§ TASK REQUIREMENTS
Report only how many lines hold the word "Judicial".
(begin)
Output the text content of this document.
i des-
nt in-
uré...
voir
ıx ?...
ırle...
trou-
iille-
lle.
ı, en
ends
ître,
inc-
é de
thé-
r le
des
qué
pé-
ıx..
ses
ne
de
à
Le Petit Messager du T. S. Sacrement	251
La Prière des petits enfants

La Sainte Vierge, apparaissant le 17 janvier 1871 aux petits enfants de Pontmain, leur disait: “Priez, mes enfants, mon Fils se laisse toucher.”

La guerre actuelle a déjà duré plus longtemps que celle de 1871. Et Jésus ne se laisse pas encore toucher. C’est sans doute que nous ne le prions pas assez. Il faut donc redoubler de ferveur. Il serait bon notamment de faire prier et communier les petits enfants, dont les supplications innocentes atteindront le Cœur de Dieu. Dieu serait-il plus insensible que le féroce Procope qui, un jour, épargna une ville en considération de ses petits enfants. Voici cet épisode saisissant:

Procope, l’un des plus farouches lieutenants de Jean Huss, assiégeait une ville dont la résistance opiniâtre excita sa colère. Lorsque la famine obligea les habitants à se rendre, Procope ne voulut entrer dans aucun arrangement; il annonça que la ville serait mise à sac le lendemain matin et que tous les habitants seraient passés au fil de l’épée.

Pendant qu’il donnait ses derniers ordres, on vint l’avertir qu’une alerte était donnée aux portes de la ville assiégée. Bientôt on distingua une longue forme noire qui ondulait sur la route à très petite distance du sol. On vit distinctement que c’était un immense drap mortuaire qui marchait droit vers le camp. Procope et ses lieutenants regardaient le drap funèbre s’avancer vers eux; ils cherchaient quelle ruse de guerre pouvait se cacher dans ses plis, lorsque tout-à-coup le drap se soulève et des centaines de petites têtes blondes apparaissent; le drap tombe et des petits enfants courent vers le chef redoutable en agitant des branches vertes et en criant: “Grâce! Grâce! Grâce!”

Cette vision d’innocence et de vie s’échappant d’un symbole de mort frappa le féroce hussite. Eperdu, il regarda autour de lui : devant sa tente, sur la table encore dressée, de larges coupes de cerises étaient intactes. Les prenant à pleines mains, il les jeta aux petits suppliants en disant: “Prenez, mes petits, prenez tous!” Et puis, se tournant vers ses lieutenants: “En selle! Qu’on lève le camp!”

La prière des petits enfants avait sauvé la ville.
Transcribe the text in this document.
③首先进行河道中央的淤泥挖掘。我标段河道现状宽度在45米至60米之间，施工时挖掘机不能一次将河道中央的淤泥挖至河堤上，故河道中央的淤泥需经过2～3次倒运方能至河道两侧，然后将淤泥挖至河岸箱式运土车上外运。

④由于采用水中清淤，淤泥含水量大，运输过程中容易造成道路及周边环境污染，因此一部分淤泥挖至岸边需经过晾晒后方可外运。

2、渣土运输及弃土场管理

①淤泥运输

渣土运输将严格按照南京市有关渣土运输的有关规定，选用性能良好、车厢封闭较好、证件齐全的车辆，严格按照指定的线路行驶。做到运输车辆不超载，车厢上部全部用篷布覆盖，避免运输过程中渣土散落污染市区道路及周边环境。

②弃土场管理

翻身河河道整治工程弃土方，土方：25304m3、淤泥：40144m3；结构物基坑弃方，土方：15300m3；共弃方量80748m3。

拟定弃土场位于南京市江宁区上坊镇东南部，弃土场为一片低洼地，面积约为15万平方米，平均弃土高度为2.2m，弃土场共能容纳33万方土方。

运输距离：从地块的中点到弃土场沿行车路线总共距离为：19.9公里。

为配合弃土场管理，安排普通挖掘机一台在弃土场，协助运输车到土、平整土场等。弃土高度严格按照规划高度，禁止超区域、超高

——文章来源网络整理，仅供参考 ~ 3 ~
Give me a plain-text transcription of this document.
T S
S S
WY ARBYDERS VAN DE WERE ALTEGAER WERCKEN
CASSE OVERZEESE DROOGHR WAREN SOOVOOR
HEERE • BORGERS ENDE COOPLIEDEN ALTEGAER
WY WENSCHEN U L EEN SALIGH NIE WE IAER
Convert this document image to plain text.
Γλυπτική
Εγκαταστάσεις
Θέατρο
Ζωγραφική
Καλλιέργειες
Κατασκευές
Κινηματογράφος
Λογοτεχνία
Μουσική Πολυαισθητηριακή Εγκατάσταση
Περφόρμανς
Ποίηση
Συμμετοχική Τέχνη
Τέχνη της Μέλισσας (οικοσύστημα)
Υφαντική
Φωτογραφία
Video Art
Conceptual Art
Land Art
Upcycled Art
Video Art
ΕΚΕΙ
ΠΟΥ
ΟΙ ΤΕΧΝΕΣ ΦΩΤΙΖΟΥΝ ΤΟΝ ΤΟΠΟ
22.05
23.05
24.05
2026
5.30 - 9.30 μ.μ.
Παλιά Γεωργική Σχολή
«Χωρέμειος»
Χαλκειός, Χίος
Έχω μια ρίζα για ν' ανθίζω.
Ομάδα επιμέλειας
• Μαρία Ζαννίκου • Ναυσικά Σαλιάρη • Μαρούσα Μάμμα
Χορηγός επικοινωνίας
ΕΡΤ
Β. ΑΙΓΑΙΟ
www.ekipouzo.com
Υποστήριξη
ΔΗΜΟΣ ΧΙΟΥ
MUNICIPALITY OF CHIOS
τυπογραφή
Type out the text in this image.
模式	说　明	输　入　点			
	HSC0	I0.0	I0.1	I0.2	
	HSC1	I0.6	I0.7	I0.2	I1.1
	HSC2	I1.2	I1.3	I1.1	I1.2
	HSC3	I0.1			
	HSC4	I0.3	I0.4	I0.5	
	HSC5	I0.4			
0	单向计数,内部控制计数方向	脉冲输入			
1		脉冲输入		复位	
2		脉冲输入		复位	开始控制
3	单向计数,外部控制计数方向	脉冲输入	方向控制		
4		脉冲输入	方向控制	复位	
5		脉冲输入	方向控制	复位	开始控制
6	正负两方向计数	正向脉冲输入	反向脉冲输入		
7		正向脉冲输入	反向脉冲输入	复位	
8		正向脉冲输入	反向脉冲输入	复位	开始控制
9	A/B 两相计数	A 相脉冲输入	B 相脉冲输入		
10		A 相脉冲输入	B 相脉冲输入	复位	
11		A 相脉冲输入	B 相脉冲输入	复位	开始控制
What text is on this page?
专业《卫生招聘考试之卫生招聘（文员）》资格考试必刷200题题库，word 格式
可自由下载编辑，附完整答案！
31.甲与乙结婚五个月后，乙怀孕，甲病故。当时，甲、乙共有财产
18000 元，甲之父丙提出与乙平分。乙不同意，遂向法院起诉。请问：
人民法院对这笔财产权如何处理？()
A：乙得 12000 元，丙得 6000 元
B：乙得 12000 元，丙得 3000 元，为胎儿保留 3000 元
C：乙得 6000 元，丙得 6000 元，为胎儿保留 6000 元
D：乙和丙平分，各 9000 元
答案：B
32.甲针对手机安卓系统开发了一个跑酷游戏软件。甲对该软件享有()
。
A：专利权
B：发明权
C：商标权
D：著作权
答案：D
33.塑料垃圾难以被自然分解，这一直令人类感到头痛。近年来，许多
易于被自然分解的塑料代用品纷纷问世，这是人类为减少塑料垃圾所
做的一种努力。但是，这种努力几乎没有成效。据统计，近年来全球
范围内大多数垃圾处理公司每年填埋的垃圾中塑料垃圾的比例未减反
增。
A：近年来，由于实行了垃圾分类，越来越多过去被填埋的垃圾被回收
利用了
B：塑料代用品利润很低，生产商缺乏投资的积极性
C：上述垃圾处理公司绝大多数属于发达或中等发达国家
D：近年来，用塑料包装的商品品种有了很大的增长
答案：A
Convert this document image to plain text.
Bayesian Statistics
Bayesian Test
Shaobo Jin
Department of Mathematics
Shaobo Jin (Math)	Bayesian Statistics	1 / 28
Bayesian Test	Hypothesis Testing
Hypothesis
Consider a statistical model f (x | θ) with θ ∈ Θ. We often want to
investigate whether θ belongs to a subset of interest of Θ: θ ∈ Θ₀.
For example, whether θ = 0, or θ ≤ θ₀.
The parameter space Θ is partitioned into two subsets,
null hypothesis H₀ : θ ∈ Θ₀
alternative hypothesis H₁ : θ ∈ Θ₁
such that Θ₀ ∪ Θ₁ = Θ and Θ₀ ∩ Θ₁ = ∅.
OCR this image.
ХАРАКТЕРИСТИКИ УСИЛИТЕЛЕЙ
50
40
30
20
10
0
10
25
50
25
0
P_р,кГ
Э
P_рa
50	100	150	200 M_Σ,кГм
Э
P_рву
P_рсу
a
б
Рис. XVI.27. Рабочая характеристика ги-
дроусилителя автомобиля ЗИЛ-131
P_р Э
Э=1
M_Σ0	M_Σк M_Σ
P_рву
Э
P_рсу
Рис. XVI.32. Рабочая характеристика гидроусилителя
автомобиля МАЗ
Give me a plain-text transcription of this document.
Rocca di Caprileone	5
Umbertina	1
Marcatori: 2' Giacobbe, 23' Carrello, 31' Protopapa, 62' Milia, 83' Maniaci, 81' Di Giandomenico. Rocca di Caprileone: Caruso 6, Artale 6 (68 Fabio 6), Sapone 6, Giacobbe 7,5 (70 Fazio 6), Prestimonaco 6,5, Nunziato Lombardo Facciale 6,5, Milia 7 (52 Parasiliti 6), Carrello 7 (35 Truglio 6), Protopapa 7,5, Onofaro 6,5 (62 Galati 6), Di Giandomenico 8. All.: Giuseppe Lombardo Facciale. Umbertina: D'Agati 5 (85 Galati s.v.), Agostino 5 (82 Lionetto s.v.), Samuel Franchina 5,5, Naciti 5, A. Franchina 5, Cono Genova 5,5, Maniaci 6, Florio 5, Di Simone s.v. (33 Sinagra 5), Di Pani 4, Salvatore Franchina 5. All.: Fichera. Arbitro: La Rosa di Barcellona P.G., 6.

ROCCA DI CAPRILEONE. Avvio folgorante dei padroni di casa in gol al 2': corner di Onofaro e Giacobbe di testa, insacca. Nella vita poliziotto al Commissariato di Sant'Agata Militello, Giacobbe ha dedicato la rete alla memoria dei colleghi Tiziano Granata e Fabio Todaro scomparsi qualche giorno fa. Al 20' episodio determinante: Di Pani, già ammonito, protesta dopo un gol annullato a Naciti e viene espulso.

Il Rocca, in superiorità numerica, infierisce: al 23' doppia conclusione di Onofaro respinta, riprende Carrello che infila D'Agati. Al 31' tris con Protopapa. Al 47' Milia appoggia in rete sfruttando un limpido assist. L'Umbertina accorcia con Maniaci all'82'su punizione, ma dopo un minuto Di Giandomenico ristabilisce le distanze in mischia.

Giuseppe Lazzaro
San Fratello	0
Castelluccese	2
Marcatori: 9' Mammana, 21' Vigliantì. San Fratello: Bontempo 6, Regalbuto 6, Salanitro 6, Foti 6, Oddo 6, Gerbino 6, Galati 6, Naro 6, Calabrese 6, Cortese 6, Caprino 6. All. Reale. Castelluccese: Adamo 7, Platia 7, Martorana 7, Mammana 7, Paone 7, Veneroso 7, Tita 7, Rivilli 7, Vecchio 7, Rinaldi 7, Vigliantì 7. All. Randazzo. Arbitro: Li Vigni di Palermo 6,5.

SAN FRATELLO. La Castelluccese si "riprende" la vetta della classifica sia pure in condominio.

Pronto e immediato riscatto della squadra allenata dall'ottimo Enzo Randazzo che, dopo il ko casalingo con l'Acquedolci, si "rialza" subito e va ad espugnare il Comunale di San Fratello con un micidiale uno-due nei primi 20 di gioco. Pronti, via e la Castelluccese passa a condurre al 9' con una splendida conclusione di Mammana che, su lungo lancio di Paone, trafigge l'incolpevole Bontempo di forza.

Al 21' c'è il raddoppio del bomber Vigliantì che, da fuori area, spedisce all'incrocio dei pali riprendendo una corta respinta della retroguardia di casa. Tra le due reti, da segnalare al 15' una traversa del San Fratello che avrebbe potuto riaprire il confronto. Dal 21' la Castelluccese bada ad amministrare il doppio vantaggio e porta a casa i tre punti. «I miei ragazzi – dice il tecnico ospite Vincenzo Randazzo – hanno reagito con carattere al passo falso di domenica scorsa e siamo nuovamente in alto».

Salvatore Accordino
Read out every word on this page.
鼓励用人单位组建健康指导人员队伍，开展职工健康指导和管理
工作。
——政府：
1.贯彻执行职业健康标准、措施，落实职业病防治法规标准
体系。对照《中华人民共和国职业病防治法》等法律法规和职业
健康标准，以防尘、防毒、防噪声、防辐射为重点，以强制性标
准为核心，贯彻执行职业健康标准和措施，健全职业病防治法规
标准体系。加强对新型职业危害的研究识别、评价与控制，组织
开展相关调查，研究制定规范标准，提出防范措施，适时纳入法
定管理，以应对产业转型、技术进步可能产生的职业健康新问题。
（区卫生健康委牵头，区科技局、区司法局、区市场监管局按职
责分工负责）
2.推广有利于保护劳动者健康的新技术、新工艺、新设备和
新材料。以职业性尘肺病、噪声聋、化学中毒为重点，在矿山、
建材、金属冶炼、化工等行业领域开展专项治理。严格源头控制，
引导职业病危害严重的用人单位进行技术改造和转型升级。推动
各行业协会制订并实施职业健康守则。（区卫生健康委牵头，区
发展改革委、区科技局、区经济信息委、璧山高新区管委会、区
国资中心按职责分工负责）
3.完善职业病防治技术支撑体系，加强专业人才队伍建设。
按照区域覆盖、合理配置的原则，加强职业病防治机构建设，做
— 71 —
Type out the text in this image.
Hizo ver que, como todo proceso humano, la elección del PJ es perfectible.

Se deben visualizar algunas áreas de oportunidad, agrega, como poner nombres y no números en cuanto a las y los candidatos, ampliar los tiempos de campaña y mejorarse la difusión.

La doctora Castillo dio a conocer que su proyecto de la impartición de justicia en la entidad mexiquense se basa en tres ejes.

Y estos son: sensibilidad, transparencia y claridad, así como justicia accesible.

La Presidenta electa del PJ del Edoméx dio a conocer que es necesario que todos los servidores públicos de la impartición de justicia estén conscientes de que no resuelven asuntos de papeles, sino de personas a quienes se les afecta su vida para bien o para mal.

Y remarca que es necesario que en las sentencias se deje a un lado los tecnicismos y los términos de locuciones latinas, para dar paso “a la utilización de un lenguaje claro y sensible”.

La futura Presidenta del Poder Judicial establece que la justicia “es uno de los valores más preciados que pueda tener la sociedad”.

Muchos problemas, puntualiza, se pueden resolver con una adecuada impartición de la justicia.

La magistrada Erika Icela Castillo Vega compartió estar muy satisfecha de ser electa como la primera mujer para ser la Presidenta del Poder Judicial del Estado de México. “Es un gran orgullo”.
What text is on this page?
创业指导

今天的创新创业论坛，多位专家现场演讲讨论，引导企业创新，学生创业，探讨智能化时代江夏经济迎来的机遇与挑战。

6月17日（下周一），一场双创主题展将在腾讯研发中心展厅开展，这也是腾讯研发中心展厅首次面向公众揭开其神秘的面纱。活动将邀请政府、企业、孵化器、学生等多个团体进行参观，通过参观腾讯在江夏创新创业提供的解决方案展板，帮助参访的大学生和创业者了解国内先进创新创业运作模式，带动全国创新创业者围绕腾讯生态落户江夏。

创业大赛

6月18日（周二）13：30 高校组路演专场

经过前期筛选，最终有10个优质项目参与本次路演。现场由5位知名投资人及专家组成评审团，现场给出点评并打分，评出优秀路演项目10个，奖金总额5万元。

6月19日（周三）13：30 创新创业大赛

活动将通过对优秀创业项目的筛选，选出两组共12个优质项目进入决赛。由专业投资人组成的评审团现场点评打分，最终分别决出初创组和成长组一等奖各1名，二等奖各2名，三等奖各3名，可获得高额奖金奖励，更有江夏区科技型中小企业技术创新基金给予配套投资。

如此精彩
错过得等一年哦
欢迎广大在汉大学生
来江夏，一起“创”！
(end)
§ OUTPUT BELOW
2